----- Available data
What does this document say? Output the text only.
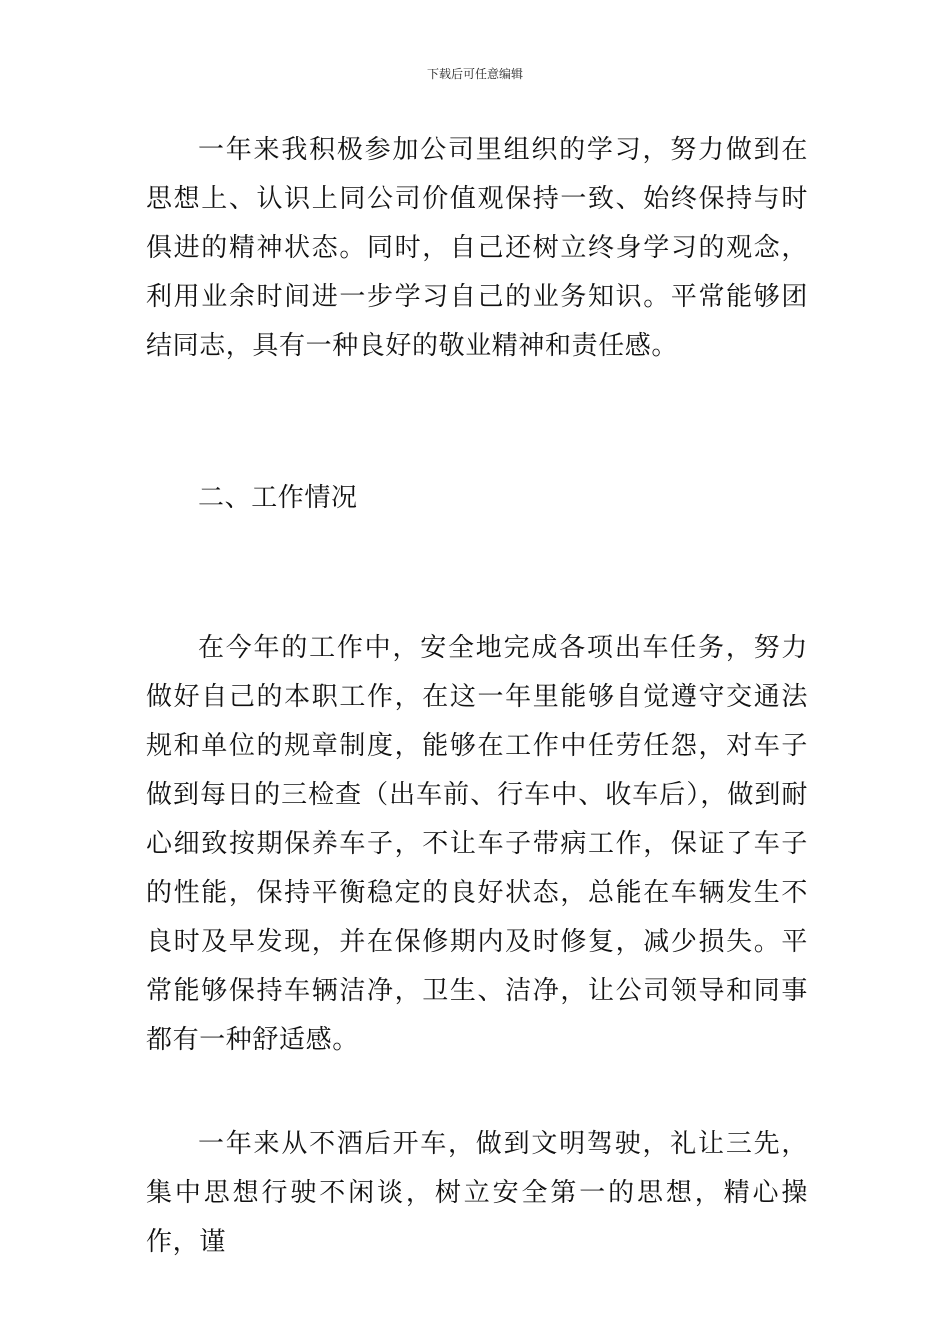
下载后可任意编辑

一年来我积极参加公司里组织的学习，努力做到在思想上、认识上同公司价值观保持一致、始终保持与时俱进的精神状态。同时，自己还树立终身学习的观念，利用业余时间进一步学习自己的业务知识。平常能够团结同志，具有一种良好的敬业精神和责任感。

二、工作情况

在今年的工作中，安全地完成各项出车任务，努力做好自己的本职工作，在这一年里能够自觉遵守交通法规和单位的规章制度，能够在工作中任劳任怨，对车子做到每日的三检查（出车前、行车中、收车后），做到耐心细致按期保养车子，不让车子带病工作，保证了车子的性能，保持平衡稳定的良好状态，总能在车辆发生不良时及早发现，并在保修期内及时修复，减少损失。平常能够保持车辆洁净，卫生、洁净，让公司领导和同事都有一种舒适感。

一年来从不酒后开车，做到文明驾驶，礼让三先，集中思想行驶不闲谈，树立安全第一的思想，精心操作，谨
----------
### Goal of the exercise
The records above must be echoed exactly, minus their pictures.

### The response
What does this document say? Output the text only.
下载后可任意编辑

一年来我积极参加公司里组织的学习，努力做到在思想上、认识上同公司价值观保持一致、始终保持与时俱进的精神状态。同时，自己还树立终身学习的观念，利用业余时间进一步学习自己的业务知识。平常能够团结同志，具有一种良好的敬业精神和责任感。

二、工作情况

在今年的工作中，安全地完成各项出车任务，努力做好自己的本职工作，在这一年里能够自觉遵守交通法规和单位的规章制度，能够在工作中任劳任怨，对车子做到每日的三检查（出车前、行车中、收车后），做到耐心细致按期保养车子，不让车子带病工作，保证了车子的性能，保持平衡稳定的良好状态，总能在车辆发生不良时及早发现，并在保修期内及时修复，减少损失。平常能够保持车辆洁净，卫生、洁净，让公司领导和同事都有一种舒适感。

一年来从不酒后开车，做到文明驾驶，礼让三先，集中思想行驶不闲谈，树立安全第一的思想，精心操作，谨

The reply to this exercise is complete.